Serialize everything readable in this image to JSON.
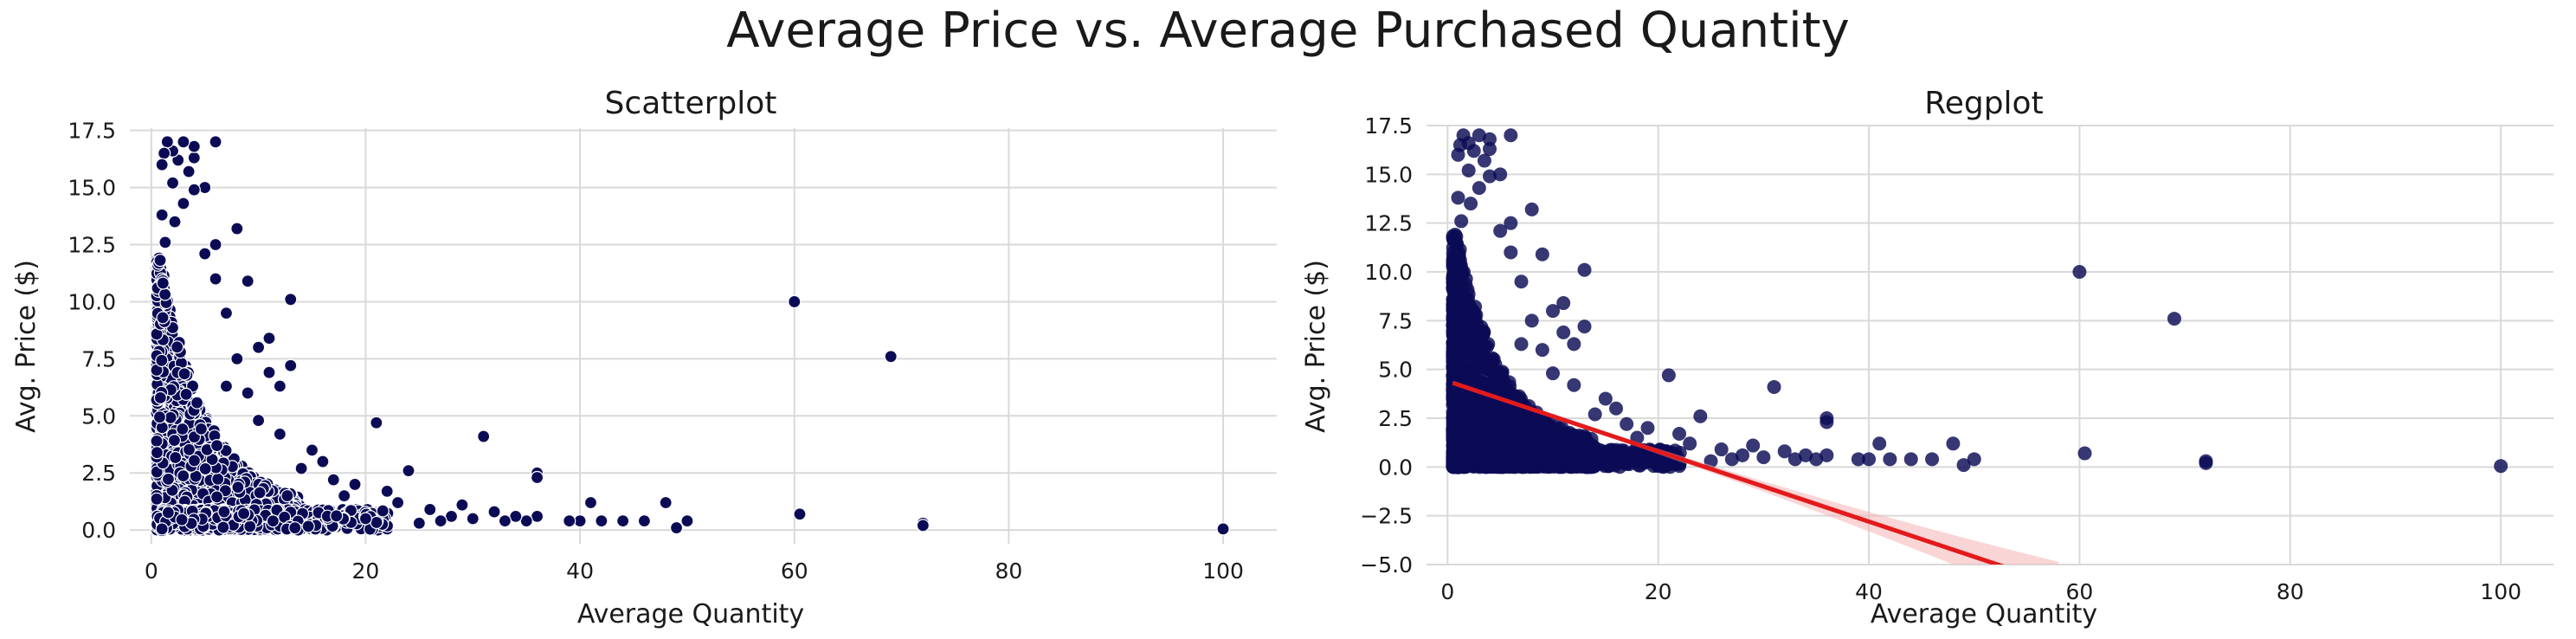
{
  "figure": {
    "title": "Average Price vs. Average Purchased Quantity",
    "colors": {
      "point": "#0b0b55",
      "point_edge": "#ffffff",
      "reg_line": "#e31a1c",
      "ci_band": "#f6b3b3",
      "grid": "#d9d9d9"
    }
  },
  "chart_data": [
    {
      "type": "scatter",
      "title": "Scatterplot",
      "xlabel": "Average Quantity",
      "ylabel": "Avg. Price ($)",
      "xlim": [
        -2,
        105
      ],
      "ylim": [
        -0.6,
        17.6
      ],
      "xticks": [
        0,
        20,
        40,
        60,
        80,
        100
      ],
      "xtick_labels": [
        "0",
        "20",
        "40",
        "60",
        "80",
        "100"
      ],
      "yticks": [
        0,
        2.5,
        5,
        7.5,
        10,
        12.5,
        15,
        17.5
      ],
      "ytick_labels": [
        "0.0",
        "2.5",
        "5.0",
        "7.5",
        "10.0",
        "12.5",
        "15.0",
        "17.5"
      ],
      "grid": true,
      "points": [
        [
          60,
          10.0
        ],
        [
          69,
          7.6
        ],
        [
          72,
          0.3
        ],
        [
          72,
          0.2
        ],
        [
          100,
          0.05
        ],
        [
          60.5,
          0.7
        ],
        [
          50,
          0.4
        ],
        [
          49,
          0.1
        ],
        [
          48,
          1.2
        ],
        [
          46,
          0.4
        ],
        [
          44,
          0.4
        ],
        [
          42,
          0.4
        ],
        [
          41,
          1.2
        ],
        [
          40,
          0.4
        ],
        [
          39,
          0.4
        ],
        [
          36,
          0.6
        ],
        [
          36,
          2.5
        ],
        [
          36,
          2.3
        ],
        [
          35,
          0.4
        ],
        [
          34,
          0.6
        ],
        [
          33,
          0.4
        ],
        [
          32,
          0.8
        ],
        [
          31,
          4.1
        ],
        [
          30,
          0.5
        ],
        [
          29,
          1.1
        ],
        [
          28,
          0.6
        ],
        [
          27,
          0.4
        ],
        [
          26,
          0.9
        ],
        [
          25,
          0.3
        ],
        [
          24,
          2.6
        ],
        [
          23,
          1.2
        ],
        [
          22,
          1.7
        ],
        [
          21,
          4.7
        ],
        [
          20,
          0.5
        ],
        [
          19,
          2.0
        ],
        [
          18,
          1.5
        ],
        [
          17,
          2.2
        ],
        [
          16,
          3.0
        ],
        [
          15,
          3.5
        ],
        [
          14,
          2.7
        ],
        [
          13,
          10.1
        ],
        [
          13,
          7.2
        ],
        [
          12,
          6.3
        ],
        [
          12,
          4.2
        ],
        [
          11,
          8.4
        ],
        [
          11,
          6.9
        ],
        [
          10,
          8.0
        ],
        [
          10,
          4.8
        ],
        [
          9,
          10.9
        ],
        [
          9,
          6.0
        ],
        [
          8,
          13.2
        ],
        [
          8,
          7.5
        ],
        [
          7,
          9.5
        ],
        [
          7,
          6.3
        ],
        [
          6,
          17.0
        ],
        [
          6,
          12.5
        ],
        [
          6,
          11.0
        ],
        [
          5,
          12.1
        ],
        [
          5,
          15.0
        ],
        [
          4,
          16.3
        ],
        [
          4,
          14.9
        ],
        [
          4,
          16.8
        ],
        [
          3.5,
          15.7
        ],
        [
          3,
          17.0
        ],
        [
          3,
          14.3
        ],
        [
          2.5,
          16.2
        ],
        [
          2,
          16.6
        ],
        [
          2,
          15.2
        ],
        [
          1.5,
          17.0
        ],
        [
          1.2,
          16.5
        ],
        [
          1,
          16.0
        ],
        [
          1,
          13.8
        ],
        [
          1.3,
          12.6
        ],
        [
          2.2,
          13.5
        ],
        [
          1,
          -0.02
        ],
        [
          1,
          0.05
        ]
      ],
      "dense_cluster": {
        "x_range": [
          0.5,
          14
        ],
        "y_range": [
          0,
          12
        ],
        "decay": "dense near low quantity, thinning with x"
      }
    },
    {
      "type": "scatter",
      "title": "Regplot",
      "xlabel": "Average Quantity",
      "ylabel": "Avg. Price ($)",
      "xlim": [
        -2,
        105
      ],
      "ylim": [
        -5,
        17.5
      ],
      "xticks": [
        0,
        20,
        40,
        60,
        80,
        100
      ],
      "xtick_labels": [
        "0",
        "20",
        "40",
        "60",
        "80",
        "100"
      ],
      "yticks": [
        -5,
        -2.5,
        0,
        2.5,
        5,
        7.5,
        10,
        12.5,
        15,
        17.5
      ],
      "ytick_labels": [
        "−5.0",
        "−2.5",
        "0.0",
        "2.5",
        "5.0",
        "7.5",
        "10.0",
        "12.5",
        "15.0",
        "17.5"
      ],
      "grid": true,
      "regression": {
        "intercept": 4.4,
        "slope": -0.18,
        "x_range": [
          0.5,
          58
        ],
        "ci_halfwidth_at_end": 1.1
      },
      "points": [
        [
          60,
          10.0
        ],
        [
          69,
          7.6
        ],
        [
          72,
          0.3
        ],
        [
          72,
          0.2
        ],
        [
          100,
          0.05
        ],
        [
          60.5,
          0.7
        ],
        [
          50,
          0.4
        ],
        [
          49,
          0.1
        ],
        [
          48,
          1.2
        ],
        [
          46,
          0.4
        ],
        [
          44,
          0.4
        ],
        [
          42,
          0.4
        ],
        [
          41,
          1.2
        ],
        [
          40,
          0.4
        ],
        [
          39,
          0.4
        ],
        [
          36,
          0.6
        ],
        [
          36,
          2.5
        ],
        [
          36,
          2.3
        ],
        [
          35,
          0.4
        ],
        [
          34,
          0.6
        ],
        [
          33,
          0.4
        ],
        [
          32,
          0.8
        ],
        [
          31,
          4.1
        ],
        [
          30,
          0.5
        ],
        [
          29,
          1.1
        ],
        [
          28,
          0.6
        ],
        [
          27,
          0.4
        ],
        [
          26,
          0.9
        ],
        [
          25,
          0.3
        ],
        [
          24,
          2.6
        ],
        [
          23,
          1.2
        ],
        [
          22,
          1.7
        ],
        [
          21,
          4.7
        ],
        [
          20,
          0.5
        ],
        [
          19,
          2.0
        ],
        [
          18,
          1.5
        ],
        [
          17,
          2.2
        ],
        [
          16,
          3.0
        ],
        [
          15,
          3.5
        ],
        [
          14,
          2.7
        ],
        [
          13,
          10.1
        ],
        [
          13,
          7.2
        ],
        [
          12,
          6.3
        ],
        [
          12,
          4.2
        ],
        [
          11,
          8.4
        ],
        [
          11,
          6.9
        ],
        [
          10,
          8.0
        ],
        [
          10,
          4.8
        ],
        [
          9,
          10.9
        ],
        [
          9,
          6.0
        ],
        [
          8,
          13.2
        ],
        [
          8,
          7.5
        ],
        [
          7,
          9.5
        ],
        [
          7,
          6.3
        ],
        [
          6,
          17.0
        ],
        [
          6,
          12.5
        ],
        [
          6,
          11.0
        ],
        [
          5,
          12.1
        ],
        [
          5,
          15.0
        ],
        [
          4,
          16.3
        ],
        [
          4,
          14.9
        ],
        [
          4,
          16.8
        ],
        [
          3.5,
          15.7
        ],
        [
          3,
          17.0
        ],
        [
          3,
          14.3
        ],
        [
          2.5,
          16.2
        ],
        [
          2,
          16.6
        ],
        [
          2,
          15.2
        ],
        [
          1.5,
          17.0
        ],
        [
          1.2,
          16.5
        ],
        [
          1,
          16.0
        ],
        [
          1,
          13.8
        ],
        [
          1.3,
          12.6
        ],
        [
          2.2,
          13.5
        ],
        [
          1,
          -0.02
        ],
        [
          1,
          0.05
        ]
      ],
      "dense_cluster": {
        "x_range": [
          0.5,
          14
        ],
        "y_range": [
          0,
          12
        ],
        "decay": "dense near low quantity, thinning with x"
      }
    }
  ]
}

....................

§ Aim
In the entries above, locate every line with the word "title" and copy it.

§ Written response
    "title": "Average Price vs. Average Purchased Quantity",
      "title": "Scatterplot",
      "title": "Regplot",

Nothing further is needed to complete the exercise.